EXERCISE REQUIREMENTS
Write down every entry below once more, exactly.

(Records contained in a dataset)
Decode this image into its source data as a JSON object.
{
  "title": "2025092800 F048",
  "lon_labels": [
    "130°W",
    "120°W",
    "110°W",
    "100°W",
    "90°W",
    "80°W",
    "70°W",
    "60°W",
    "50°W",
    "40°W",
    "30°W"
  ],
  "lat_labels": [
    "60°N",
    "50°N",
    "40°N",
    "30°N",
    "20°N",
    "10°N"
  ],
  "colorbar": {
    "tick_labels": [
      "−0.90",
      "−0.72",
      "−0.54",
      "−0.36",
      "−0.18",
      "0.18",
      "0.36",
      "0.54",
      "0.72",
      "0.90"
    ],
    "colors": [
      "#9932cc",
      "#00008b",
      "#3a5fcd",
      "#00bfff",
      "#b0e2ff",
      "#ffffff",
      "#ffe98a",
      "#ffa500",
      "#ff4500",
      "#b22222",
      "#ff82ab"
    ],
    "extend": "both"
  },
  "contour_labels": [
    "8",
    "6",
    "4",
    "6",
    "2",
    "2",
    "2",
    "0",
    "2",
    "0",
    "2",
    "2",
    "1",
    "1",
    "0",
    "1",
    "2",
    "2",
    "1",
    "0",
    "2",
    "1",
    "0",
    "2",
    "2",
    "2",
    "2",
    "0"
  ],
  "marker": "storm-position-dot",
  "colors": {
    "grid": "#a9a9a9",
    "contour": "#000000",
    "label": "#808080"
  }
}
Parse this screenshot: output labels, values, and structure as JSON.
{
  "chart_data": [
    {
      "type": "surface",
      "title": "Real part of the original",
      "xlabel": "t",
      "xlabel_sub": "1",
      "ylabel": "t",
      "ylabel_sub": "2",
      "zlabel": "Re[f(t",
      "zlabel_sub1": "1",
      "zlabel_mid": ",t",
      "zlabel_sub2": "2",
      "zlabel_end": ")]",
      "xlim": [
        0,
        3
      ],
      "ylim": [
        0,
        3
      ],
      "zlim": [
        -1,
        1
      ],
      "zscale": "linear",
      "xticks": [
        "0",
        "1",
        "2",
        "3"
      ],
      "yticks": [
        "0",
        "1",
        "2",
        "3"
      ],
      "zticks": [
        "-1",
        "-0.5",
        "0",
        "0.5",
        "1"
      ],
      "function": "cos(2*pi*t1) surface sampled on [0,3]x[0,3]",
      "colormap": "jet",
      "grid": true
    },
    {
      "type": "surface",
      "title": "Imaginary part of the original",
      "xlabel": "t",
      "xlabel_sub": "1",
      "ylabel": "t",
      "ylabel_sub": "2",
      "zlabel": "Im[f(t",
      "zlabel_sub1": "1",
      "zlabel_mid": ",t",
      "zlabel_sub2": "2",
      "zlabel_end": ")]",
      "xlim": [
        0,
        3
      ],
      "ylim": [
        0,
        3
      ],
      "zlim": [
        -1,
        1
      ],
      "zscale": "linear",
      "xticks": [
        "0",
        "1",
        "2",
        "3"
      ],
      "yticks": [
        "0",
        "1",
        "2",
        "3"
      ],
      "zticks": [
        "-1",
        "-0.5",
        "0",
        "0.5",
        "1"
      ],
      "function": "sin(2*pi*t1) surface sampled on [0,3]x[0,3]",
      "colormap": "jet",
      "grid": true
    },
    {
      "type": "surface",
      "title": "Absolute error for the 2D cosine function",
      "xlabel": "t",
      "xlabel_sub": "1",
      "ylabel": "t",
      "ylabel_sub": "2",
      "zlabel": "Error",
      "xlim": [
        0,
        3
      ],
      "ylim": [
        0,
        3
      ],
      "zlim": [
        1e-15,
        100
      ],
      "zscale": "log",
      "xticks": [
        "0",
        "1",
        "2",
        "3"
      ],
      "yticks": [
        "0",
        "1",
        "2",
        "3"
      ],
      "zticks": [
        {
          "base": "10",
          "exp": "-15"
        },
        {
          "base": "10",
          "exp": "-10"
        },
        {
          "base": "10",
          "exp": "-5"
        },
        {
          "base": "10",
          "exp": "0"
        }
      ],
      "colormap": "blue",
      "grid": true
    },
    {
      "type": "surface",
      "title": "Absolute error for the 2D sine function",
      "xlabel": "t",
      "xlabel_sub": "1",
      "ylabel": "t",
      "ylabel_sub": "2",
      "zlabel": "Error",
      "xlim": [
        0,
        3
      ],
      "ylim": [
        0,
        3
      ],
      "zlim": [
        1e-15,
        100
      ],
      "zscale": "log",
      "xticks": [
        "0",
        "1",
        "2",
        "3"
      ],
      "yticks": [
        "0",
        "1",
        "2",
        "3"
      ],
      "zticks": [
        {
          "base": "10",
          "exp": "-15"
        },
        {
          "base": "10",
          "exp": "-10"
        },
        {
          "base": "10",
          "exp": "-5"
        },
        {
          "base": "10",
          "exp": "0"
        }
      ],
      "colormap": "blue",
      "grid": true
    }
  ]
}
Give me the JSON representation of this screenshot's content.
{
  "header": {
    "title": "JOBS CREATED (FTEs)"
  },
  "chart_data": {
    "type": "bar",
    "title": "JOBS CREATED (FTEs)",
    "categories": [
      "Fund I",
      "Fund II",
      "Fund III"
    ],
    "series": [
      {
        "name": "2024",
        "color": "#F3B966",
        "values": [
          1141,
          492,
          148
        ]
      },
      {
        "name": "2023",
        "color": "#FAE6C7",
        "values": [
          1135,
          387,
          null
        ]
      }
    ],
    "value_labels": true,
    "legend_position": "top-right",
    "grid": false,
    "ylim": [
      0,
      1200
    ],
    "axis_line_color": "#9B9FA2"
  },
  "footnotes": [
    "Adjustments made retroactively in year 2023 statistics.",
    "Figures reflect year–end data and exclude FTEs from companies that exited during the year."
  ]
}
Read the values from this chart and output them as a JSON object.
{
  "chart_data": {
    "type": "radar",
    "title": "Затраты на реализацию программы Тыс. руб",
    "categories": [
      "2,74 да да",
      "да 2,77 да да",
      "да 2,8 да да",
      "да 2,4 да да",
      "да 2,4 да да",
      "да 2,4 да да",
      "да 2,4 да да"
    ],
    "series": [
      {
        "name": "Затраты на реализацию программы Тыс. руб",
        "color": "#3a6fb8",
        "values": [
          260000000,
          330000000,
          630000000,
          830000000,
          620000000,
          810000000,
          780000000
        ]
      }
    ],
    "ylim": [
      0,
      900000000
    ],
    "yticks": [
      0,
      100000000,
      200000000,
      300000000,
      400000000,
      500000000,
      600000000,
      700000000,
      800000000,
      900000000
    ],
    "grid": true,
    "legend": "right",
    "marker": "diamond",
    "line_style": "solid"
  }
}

FULL RESPONSE
Decode this image into its source data as a JSON object.
{
  "title": "2025092800 F048",
  "lon_labels": [
    "130°W",
    "120°W",
    "110°W",
    "100°W",
    "90°W",
    "80°W",
    "70°W",
    "60°W",
    "50°W",
    "40°W",
    "30°W"
  ],
  "lat_labels": [
    "60°N",
    "50°N",
    "40°N",
    "30°N",
    "20°N",
    "10°N"
  ],
  "colorbar": {
    "tick_labels": [
      "−0.90",
      "−0.72",
      "−0.54",
      "−0.36",
      "−0.18",
      "0.18",
      "0.36",
      "0.54",
      "0.72",
      "0.90"
    ],
    "colors": [
      "#9932cc",
      "#00008b",
      "#3a5fcd",
      "#00bfff",
      "#b0e2ff",
      "#ffffff",
      "#ffe98a",
      "#ffa500",
      "#ff4500",
      "#b22222",
      "#ff82ab"
    ],
    "extend": "both"
  },
  "contour_labels": [
    "8",
    "6",
    "4",
    "6",
    "2",
    "2",
    "2",
    "0",
    "2",
    "0",
    "2",
    "2",
    "1",
    "1",
    "0",
    "1",
    "2",
    "2",
    "1",
    "0",
    "2",
    "1",
    "0",
    "2",
    "2",
    "2",
    "2",
    "0"
  ],
  "marker": "storm-position-dot",
  "colors": {
    "grid": "#a9a9a9",
    "contour": "#000000",
    "label": "#808080"
  }
}
Parse this screenshot: output labels, values, and structure as JSON.
{
  "chart_data": [
    {
      "type": "surface",
      "title": "Real part of the original",
      "xlabel": "t",
      "xlabel_sub": "1",
      "ylabel": "t",
      "ylabel_sub": "2",
      "zlabel": "Re[f(t",
      "zlabel_sub1": "1",
      "zlabel_mid": ",t",
      "zlabel_sub2": "2",
      "zlabel_end": ")]",
      "xlim": [
        0,
        3
      ],
      "ylim": [
        0,
        3
      ],
      "zlim": [
        -1,
        1
      ],
      "zscale": "linear",
      "xticks": [
        "0",
        "1",
        "2",
        "3"
      ],
      "yticks": [
        "0",
        "1",
        "2",
        "3"
      ],
      "zticks": [
        "-1",
        "-0.5",
        "0",
        "0.5",
        "1"
      ],
      "function": "cos(2*pi*t1) surface sampled on [0,3]x[0,3]",
      "colormap": "jet",
      "grid": true
    },
    {
      "type": "surface",
      "title": "Imaginary part of the original",
      "xlabel": "t",
      "xlabel_sub": "1",
      "ylabel": "t",
      "ylabel_sub": "2",
      "zlabel": "Im[f(t",
      "zlabel_sub1": "1",
      "zlabel_mid": ",t",
      "zlabel_sub2": "2",
      "zlabel_end": ")]",
      "xlim": [
        0,
        3
      ],
      "ylim": [
        0,
        3
      ],
      "zlim": [
        -1,
        1
      ],
      "zscale": "linear",
      "xticks": [
        "0",
        "1",
        "2",
        "3"
      ],
      "yticks": [
        "0",
        "1",
        "2",
        "3"
      ],
      "zticks": [
        "-1",
        "-0.5",
        "0",
        "0.5",
        "1"
      ],
      "function": "sin(2*pi*t1) surface sampled on [0,3]x[0,3]",
      "colormap": "jet",
      "grid": true
    },
    {
      "type": "surface",
      "title": "Absolute error for the 2D cosine function",
      "xlabel": "t",
      "xlabel_sub": "1",
      "ylabel": "t",
      "ylabel_sub": "2",
      "zlabel": "Error",
      "xlim": [
        0,
        3
      ],
      "ylim": [
        0,
        3
      ],
      "zlim": [
        1e-15,
        100
      ],
      "zscale": "log",
      "xticks": [
        "0",
        "1",
        "2",
        "3"
      ],
      "yticks": [
        "0",
        "1",
        "2",
        "3"
      ],
      "zticks": [
        {
          "base": "10",
          "exp": "-15"
        },
        {
          "base": "10",
          "exp": "-10"
        },
        {
          "base": "10",
          "exp": "-5"
        },
        {
          "base": "10",
          "exp": "0"
        }
      ],
      "colormap": "blue",
      "grid": true
    },
    {
      "type": "surface",
      "title": "Absolute error for the 2D sine function",
      "xlabel": "t",
      "xlabel_sub": "1",
      "ylabel": "t",
      "ylabel_sub": "2",
      "zlabel": "Error",
      "xlim": [
        0,
        3
      ],
      "ylim": [
        0,
        3
      ],
      "zlim": [
        1e-15,
        100
      ],
      "zscale": "log",
      "xticks": [
        "0",
        "1",
        "2",
        "3"
      ],
      "yticks": [
        "0",
        "1",
        "2",
        "3"
      ],
      "zticks": [
        {
          "base": "10",
          "exp": "-15"
        },
        {
          "base": "10",
          "exp": "-10"
        },
        {
          "base": "10",
          "exp": "-5"
        },
        {
          "base": "10",
          "exp": "0"
        }
      ],
      "colormap": "blue",
      "grid": true
    }
  ]
}
Give me the JSON representation of this screenshot's content.
{
  "header": {
    "title": "JOBS CREATED (FTEs)"
  },
  "chart_data": {
    "type": "bar",
    "title": "JOBS CREATED (FTEs)",
    "categories": [
      "Fund I",
      "Fund II",
      "Fund III"
    ],
    "series": [
      {
        "name": "2024",
        "color": "#F3B966",
        "values": [
          1141,
          492,
          148
        ]
      },
      {
        "name": "2023",
        "color": "#FAE6C7",
        "values": [
          1135,
          387,
          null
        ]
      }
    ],
    "value_labels": true,
    "legend_position": "top-right",
    "grid": false,
    "ylim": [
      0,
      1200
    ],
    "axis_line_color": "#9B9FA2"
  },
  "footnotes": [
    "Adjustments made retroactively in year 2023 statistics.",
    "Figures reflect year–end data and exclude FTEs from companies that exited during the year."
  ]
}
Read the values from this chart and output them as a JSON object.
{
  "chart_data": {
    "type": "radar",
    "title": "Затраты на реализацию программы Тыс. руб",
    "categories": [
      "2,74 да да",
      "да 2,77 да да",
      "да 2,8 да да",
      "да 2,4 да да",
      "да 2,4 да да",
      "да 2,4 да да",
      "да 2,4 да да"
    ],
    "series": [
      {
        "name": "Затраты на реализацию программы Тыс. руб",
        "color": "#3a6fb8",
        "values": [
          260000000,
          330000000,
          630000000,
          830000000,
          620000000,
          810000000,
          780000000
        ]
      }
    ],
    "ylim": [
      0,
      900000000
    ],
    "yticks": [
      0,
      100000000,
      200000000,
      300000000,
      400000000,
      500000000,
      600000000,
      700000000,
      800000000,
      900000000
    ],
    "grid": true,
    "legend": "right",
    "marker": "diamond",
    "line_style": "solid"
  }
}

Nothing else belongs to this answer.